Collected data
+---+
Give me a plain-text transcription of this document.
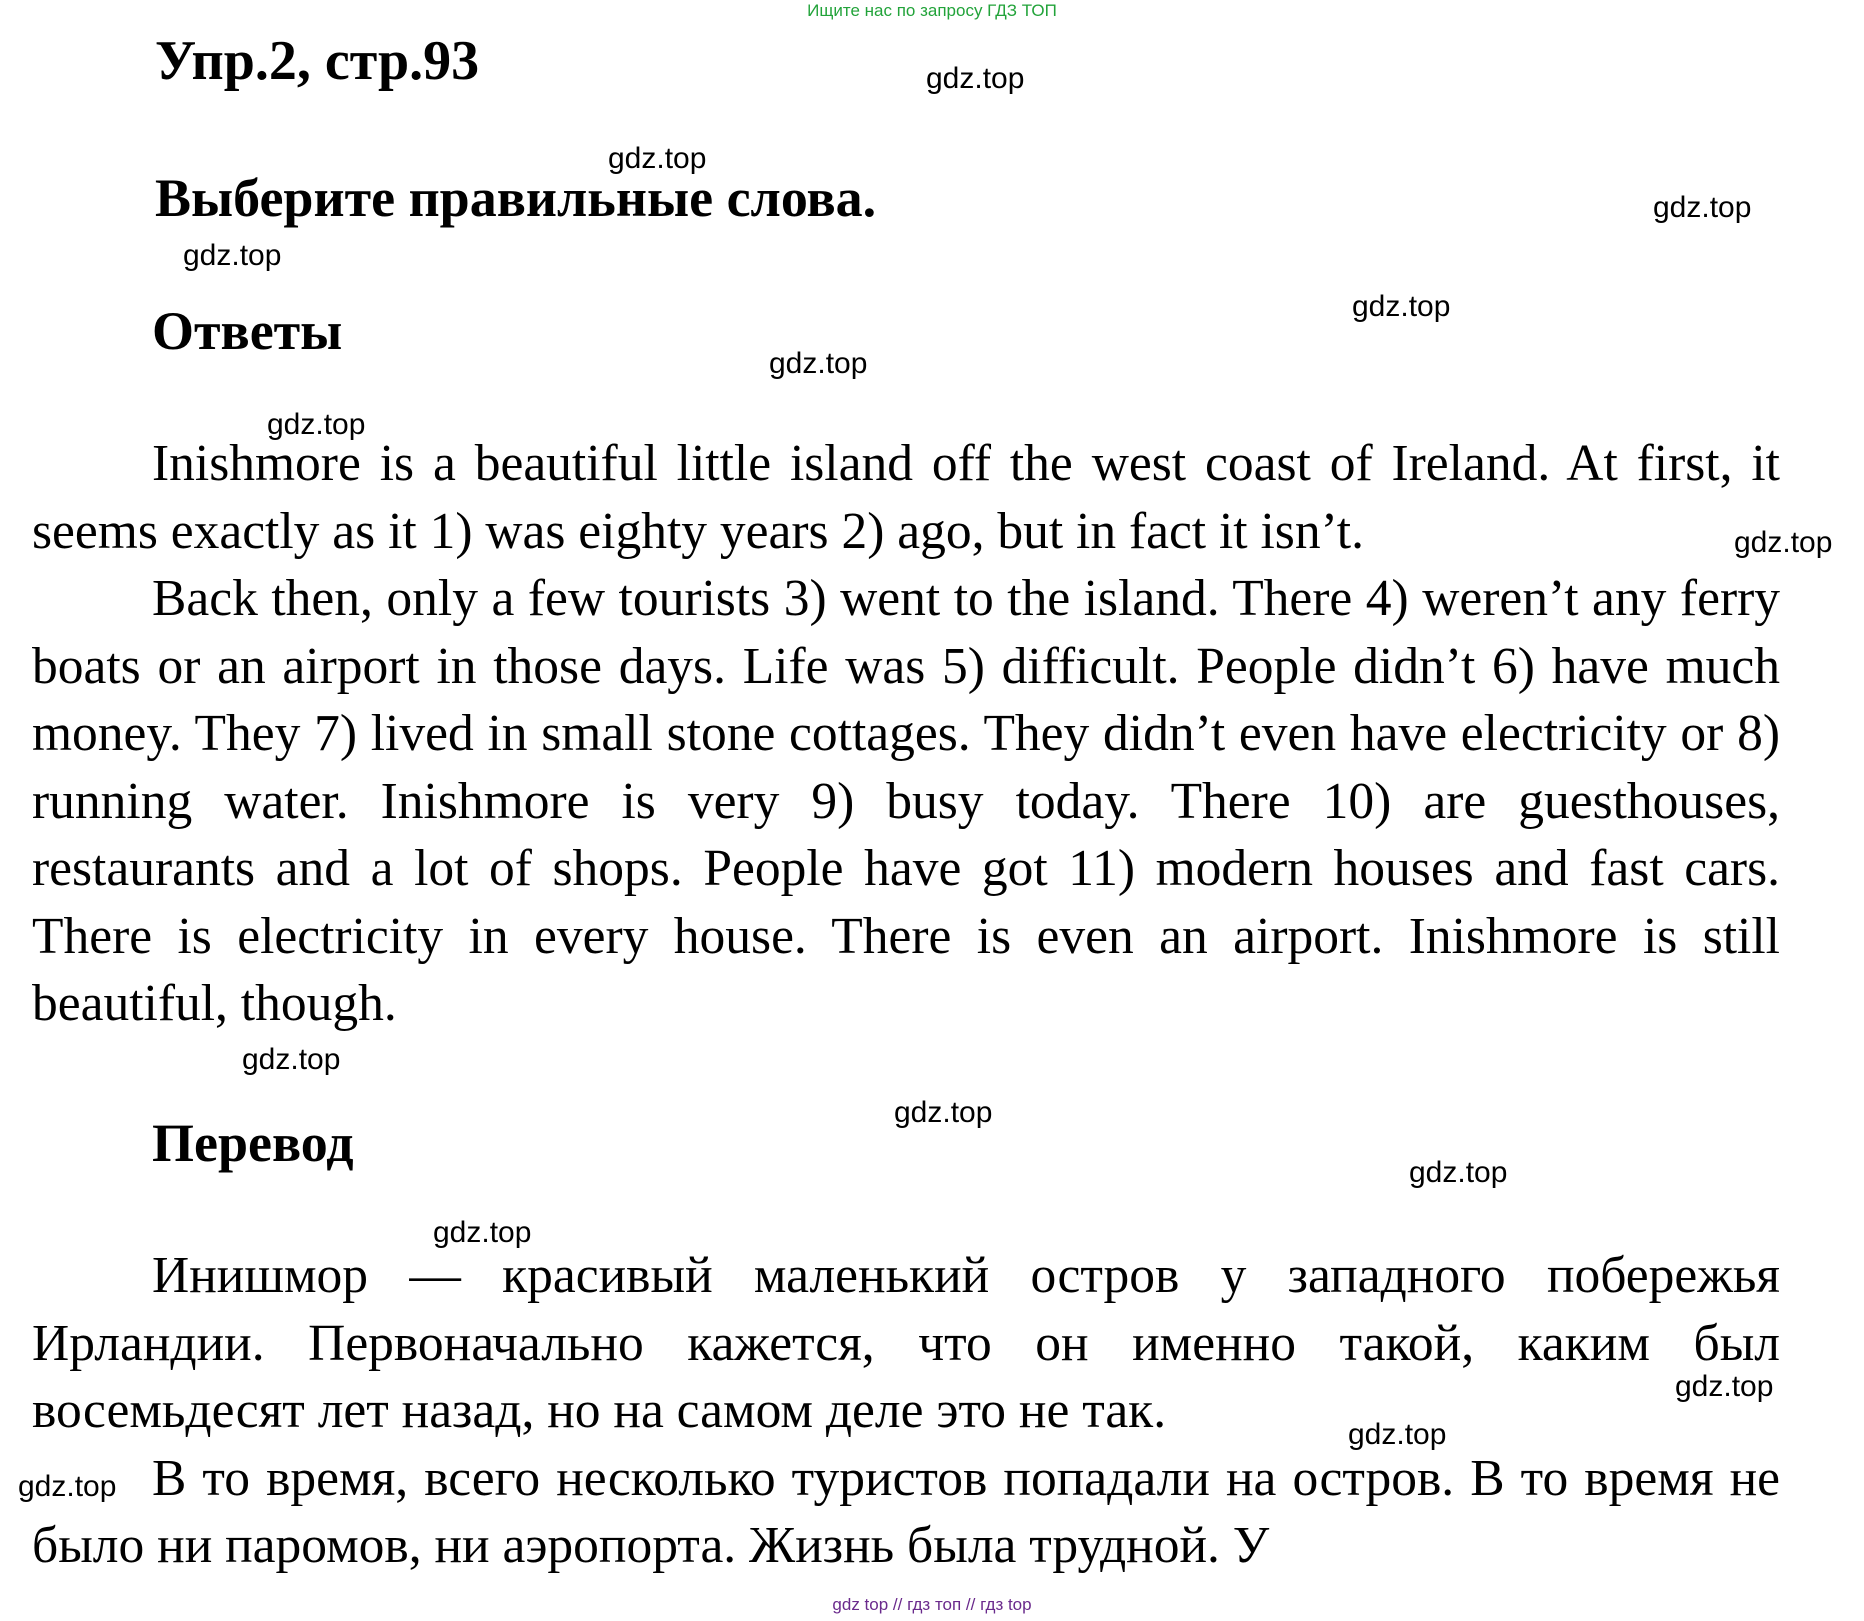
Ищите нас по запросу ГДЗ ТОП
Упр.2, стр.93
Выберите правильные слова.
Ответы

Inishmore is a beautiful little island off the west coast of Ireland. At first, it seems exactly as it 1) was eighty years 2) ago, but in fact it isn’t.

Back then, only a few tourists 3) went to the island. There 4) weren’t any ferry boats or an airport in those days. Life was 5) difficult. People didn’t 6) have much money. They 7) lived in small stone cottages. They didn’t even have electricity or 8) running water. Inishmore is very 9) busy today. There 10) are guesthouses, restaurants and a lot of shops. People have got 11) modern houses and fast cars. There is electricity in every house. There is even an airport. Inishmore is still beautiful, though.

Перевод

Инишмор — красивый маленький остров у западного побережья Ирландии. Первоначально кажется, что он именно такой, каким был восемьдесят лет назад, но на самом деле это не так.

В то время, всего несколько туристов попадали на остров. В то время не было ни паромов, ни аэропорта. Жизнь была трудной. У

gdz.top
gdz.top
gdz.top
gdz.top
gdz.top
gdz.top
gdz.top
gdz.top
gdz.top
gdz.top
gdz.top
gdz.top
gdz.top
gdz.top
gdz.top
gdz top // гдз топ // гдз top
+---+
**PROBLEM TO SOLVE**
Copy the data word for word. Pictures do not go in the copy.

**EXERCISE OUTPUT**
Give me a plain-text transcription of this document.
Ищите нас по запросу ГДЗ ТОП
Упр.2, стр.93
Выберите правильные слова.
Ответы

Inishmore is a beautiful little island off the west coast of Ireland. At first, it seems exactly as it 1) was eighty years 2) ago, but in fact it isn’t.

Back then, only a few tourists 3) went to the island. There 4) weren’t any ferry boats or an airport in those days. Life was 5) difficult. People didn’t 6) have much money. They 7) lived in small stone cottages. They didn’t even have electricity or 8) running water. Inishmore is very 9) busy today. There 10) are guesthouses, restaurants and a lot of shops. People have got 11) modern houses and fast cars. There is electricity in every house. There is even an airport. Inishmore is still beautiful, though.

Перевод

Инишмор — красивый маленький остров у западного побережья Ирландии. Первоначально кажется, что он именно такой, каким был восемьдесят лет назад, но на самом деле это не так.

В то время, всего несколько туристов попадали на остров. В то время не было ни паромов, ни аэропорта. Жизнь была трудной. У

gdz.top
gdz.top
gdz.top
gdz.top
gdz.top
gdz.top
gdz.top
gdz.top
gdz.top
gdz.top
gdz.top
gdz.top
gdz.top
gdz.top
gdz.top
gdz top // гдз топ // гдз top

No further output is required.